TO BE DONE: Make an exact copy of all the entries below, with the pictures left out.

RECORD EXCERPTS:

↓↓↓

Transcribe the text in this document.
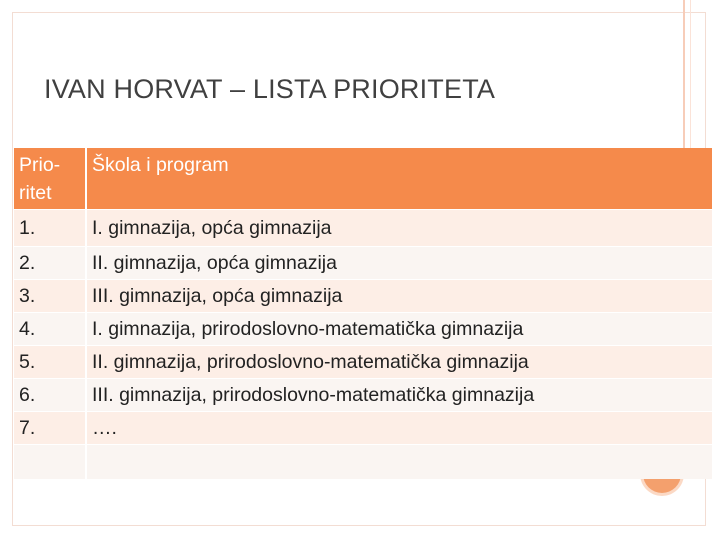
IVAN HORVAT – LISTA PRIORITETA
Prio-
ritet	Škola i program
1.	I. gimnazija, opća gimnazija
2.	II. gimnazija, opća gimnazija
3.	III. gimnazija, opća gimnazija
4.	I. gimnazija, prirodoslovno-matematička gimnazija
5.	II. gimnazija, prirodoslovno-matematička gimnazija
6.	III. gimnazija, prirodoslovno-matematička gimnazija
7.	….
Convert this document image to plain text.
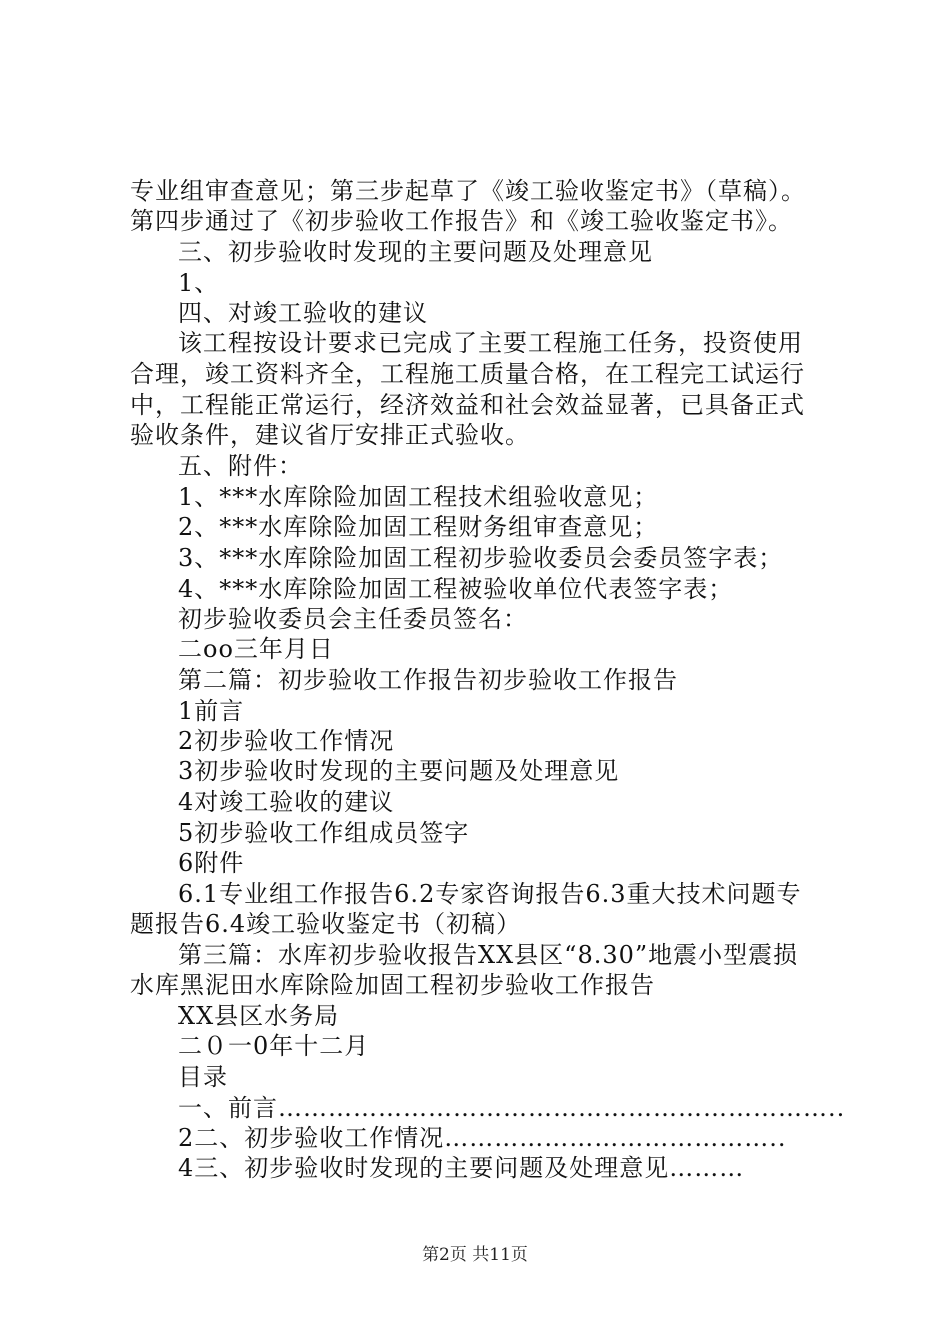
专业组审查意见；第三步起草了《竣工验收鉴定书》（草稿）。
第四步通过了《初步验收工作报告》和《竣工验收鉴定书》。
三、初步验收时发现的主要问题及处理意见
1、
四、对竣工验收的建议
该工程按设计要求已完成了主要工程施工任务，投资使用
合理，竣工资料齐全，工程施工质量合格，在工程完工试运行
中，工程能正常运行，经济效益和社会效益显著，已具备正式
验收条件，建议省厅安排正式验收。
五、附件：
1、***水库除险加固工程技术组验收意见；
2、***水库除险加固工程财务组审查意见；
3、***水库除险加固工程初步验收委员会委员签字表；
4、***水库除险加固工程被验收单位代表签字表；
初步验收委员会主任委员签名：
二oo三年月日
第二篇：初步验收工作报告初步验收工作报告
1前言
2初步验收工作情况
3初步验收时发现的主要问题及处理意见
4对竣工验收的建议
5初步验收工作组成员签字
6附件
6.1专业组工作报告6.2专家咨询报告6.3重大技术问题专
题报告6.4竣工验收鉴定书（初稿）
第三篇：水库初步验收报告XX县区“8.30”地震小型震损
水库黑泥田水库除险加固工程初步验收工作报告
XX县区水务局
二０一0年十二月
目录
一、前言…………………………………………………………..
2二、初步验收工作情况…………………………………..
4三、初步验收时发现的主要问题及处理意见………
第2页 共11页
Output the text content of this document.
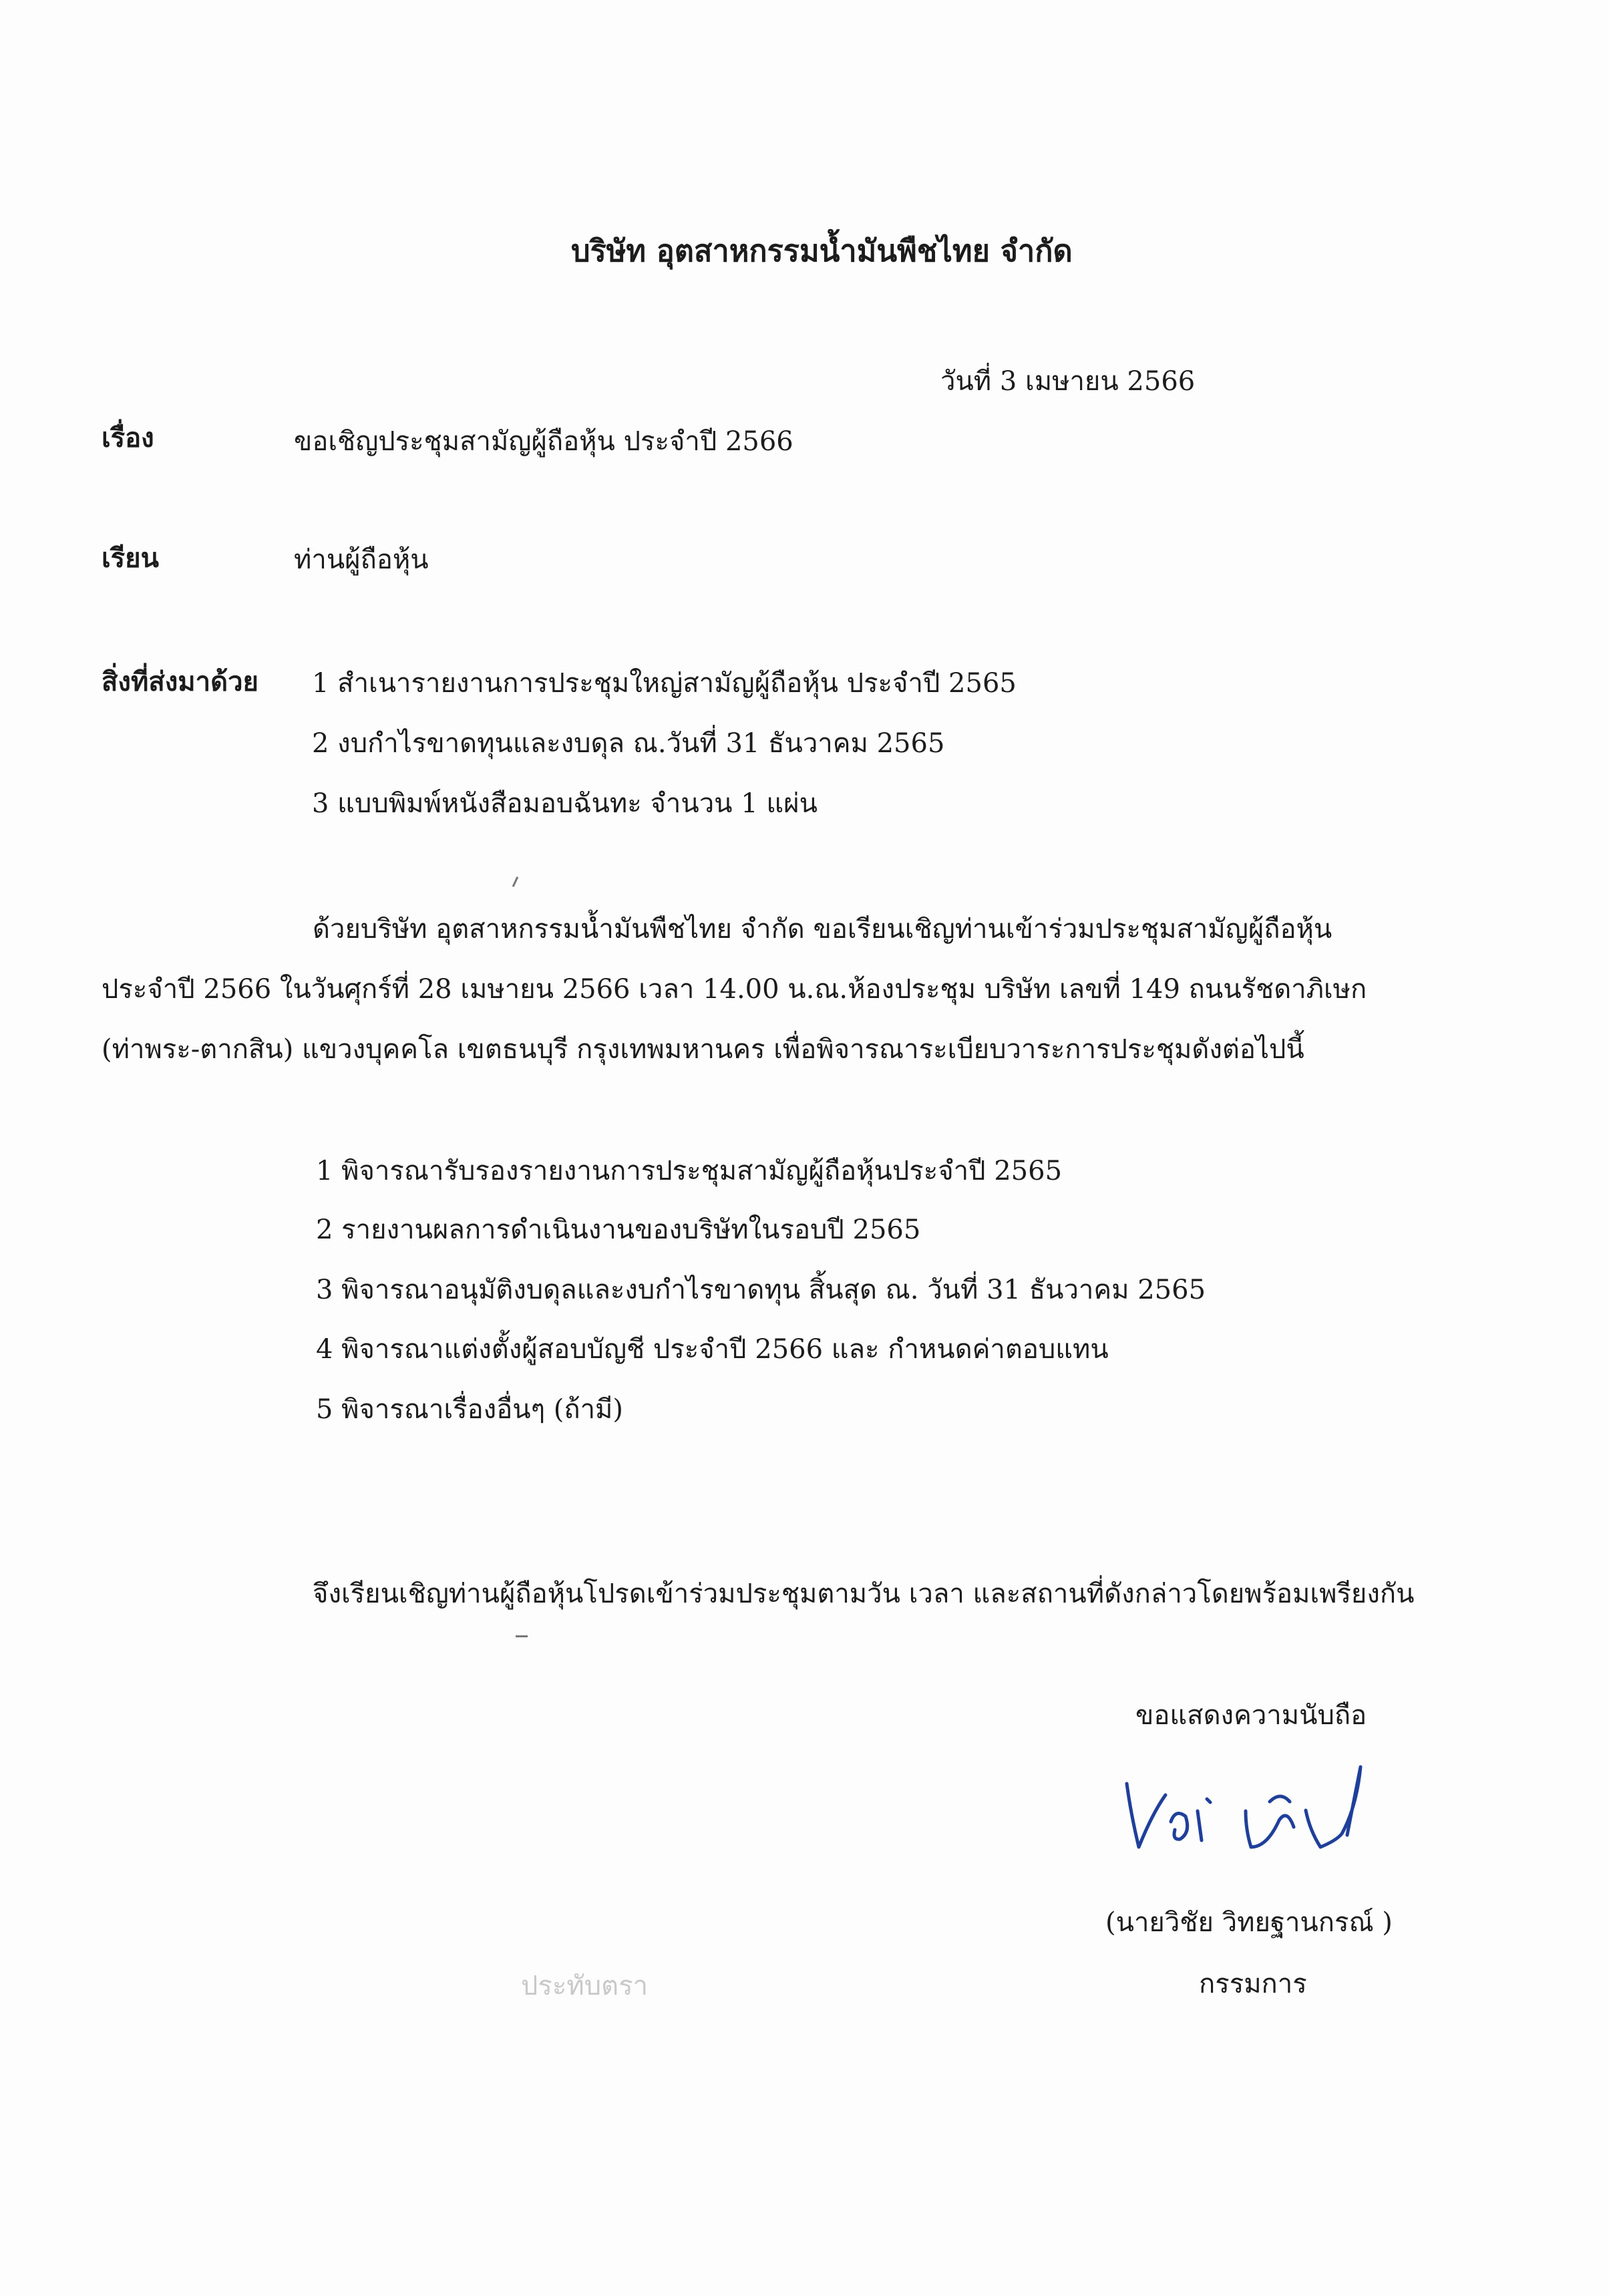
บริษัท อุตสาหกรรมน้ำมันพืชไทย จำกัด
วันที่ 3 เมษายน 2566
เรื่อง	ขอเชิญประชุมสามัญผู้ถือหุ้น ประจำปี 2566
เรียน	ท่านผู้ถือหุ้น
สิ่งที่ส่งมาด้วย 1 สำเนารายงานการประชุมใหญ่สามัญผู้ถือหุ้น ประจำปี 2565
2 งบกำไรขาดทุนและงบดุล ณ.วันที่ 31 ธันวาคม 2565
3 แบบพิมพ์หนังสือมอบฉันทะ จำนวน 1 แผ่น
ด้วยบริษัท อุตสาหกรรมน้ำมันพืชไทย จำกัด ขอเรียนเชิญท่านเข้าร่วมประชุมสามัญผู้ถือหุ้น
ประจำปี 2566 ในวันศุกร์ที่ 28 เมษายน 2566 เวลา 14.00 น.ณ.ห้องประชุม บริษัท เลขที่ 149 ถนนรัชดาภิเษก
(ท่าพระ-ตากสิน) แขวงบุคคโล เขตธนบุรี กรุงเทพมหานคร เพื่อพิจารณาระเบียบวาระการประชุมดังต่อไปนี้
1 พิจารณารับรองรายงานการประชุมสามัญผู้ถือหุ้นประจำปี 2565
2 รายงานผลการดำเนินงานของบริษัทในรอบปี 2565
3 พิจารณาอนุมัติงบดุลและงบกำไรขาดทุน สิ้นสุด ณ. วันที่ 31 ธันวาคม 2565
4 พิจารณาแต่งตั้งผู้สอบบัญชี ประจำปี 2566 และ กำหนดค่าตอบแทน
5 พิจารณาเรื่องอื่นๆ (ถ้ามี)
จึงเรียนเชิญท่านผู้ถือหุ้นโปรดเข้าร่วมประชุมตามวัน เวลา และสถานที่ดังกล่าวโดยพร้อมเพรียงกัน
ขอแสดงความนับถือ
(นายวิชัย วิทยฐานกรณ์ )
กรรมการ
ประทับตรา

↑↑↑

RESPONSE FOR THIS EXERCISE:
Transcribe the text in this document.
IVAN HORVAT – LISTA PRIORITETA
Prio-
ritet	Škola i program
1.	I. gimnazija, opća gimnazija
2.	II. gimnazija, opća gimnazija
3.	III. gimnazija, opća gimnazija
4.	I. gimnazija, prirodoslovno-matematička gimnazija
5.	II. gimnazija, prirodoslovno-matematička gimnazija
6.	III. gimnazija, prirodoslovno-matematička gimnazija
7.	….
Convert this document image to plain text.
专业组审查意见；第三步起草了《竣工验收鉴定书》（草稿）。
第四步通过了《初步验收工作报告》和《竣工验收鉴定书》。
三、初步验收时发现的主要问题及处理意见
1、
四、对竣工验收的建议
该工程按设计要求已完成了主要工程施工任务，投资使用
合理，竣工资料齐全，工程施工质量合格，在工程完工试运行
中，工程能正常运行，经济效益和社会效益显著，已具备正式
验收条件，建议省厅安排正式验收。
五、附件：
1、***水库除险加固工程技术组验收意见；
2、***水库除险加固工程财务组审查意见；
3、***水库除险加固工程初步验收委员会委员签字表；
4、***水库除险加固工程被验收单位代表签字表；
初步验收委员会主任委员签名：
二oo三年月日
第二篇：初步验收工作报告初步验收工作报告
1前言
2初步验收工作情况
3初步验收时发现的主要问题及处理意见
4对竣工验收的建议
5初步验收工作组成员签字
6附件
6.1专业组工作报告6.2专家咨询报告6.3重大技术问题专
题报告6.4竣工验收鉴定书（初稿）
第三篇：水库初步验收报告XX县区“8.30”地震小型震损
水库黑泥田水库除险加固工程初步验收工作报告
XX县区水务局
二０一0年十二月
目录
一、前言…………………………………………………………..
2二、初步验收工作情况…………………………………..
4三、初步验收时发现的主要问题及处理意见………
第2页 共11页
Output the text content of this document.
บริษัท อุตสาหกรรมน้ำมันพืชไทย จำกัด
วันที่ 3 เมษายน 2566
เรื่อง	ขอเชิญประชุมสามัญผู้ถือหุ้น ประจำปี 2566
เรียน	ท่านผู้ถือหุ้น
สิ่งที่ส่งมาด้วย 1 สำเนารายงานการประชุมใหญ่สามัญผู้ถือหุ้น ประจำปี 2565
2 งบกำไรขาดทุนและงบดุล ณ.วันที่ 31 ธันวาคม 2565
3 แบบพิมพ์หนังสือมอบฉันทะ จำนวน 1 แผ่น
ด้วยบริษัท อุตสาหกรรมน้ำมันพืชไทย จำกัด ขอเรียนเชิญท่านเข้าร่วมประชุมสามัญผู้ถือหุ้น
ประจำปี 2566 ในวันศุกร์ที่ 28 เมษายน 2566 เวลา 14.00 น.ณ.ห้องประชุม บริษัท เลขที่ 149 ถนนรัชดาภิเษก
(ท่าพระ-ตากสิน) แขวงบุคคโล เขตธนบุรี กรุงเทพมหานคร เพื่อพิจารณาระเบียบวาระการประชุมดังต่อไปนี้
1 พิจารณารับรองรายงานการประชุมสามัญผู้ถือหุ้นประจำปี 2565
2 รายงานผลการดำเนินงานของบริษัทในรอบปี 2565
3 พิจารณาอนุมัติงบดุลและงบกำไรขาดทุน สิ้นสุด ณ. วันที่ 31 ธันวาคม 2565
4 พิจารณาแต่งตั้งผู้สอบบัญชี ประจำปี 2566 และ กำหนดค่าตอบแทน
5 พิจารณาเรื่องอื่นๆ (ถ้ามี)
จึงเรียนเชิญท่านผู้ถือหุ้นโปรดเข้าร่วมประชุมตามวัน เวลา และสถานที่ดังกล่าวโดยพร้อมเพรียงกัน
ขอแสดงความนับถือ
(นายวิชัย วิทยฐานกรณ์ )
กรรมการ
ประทับตรา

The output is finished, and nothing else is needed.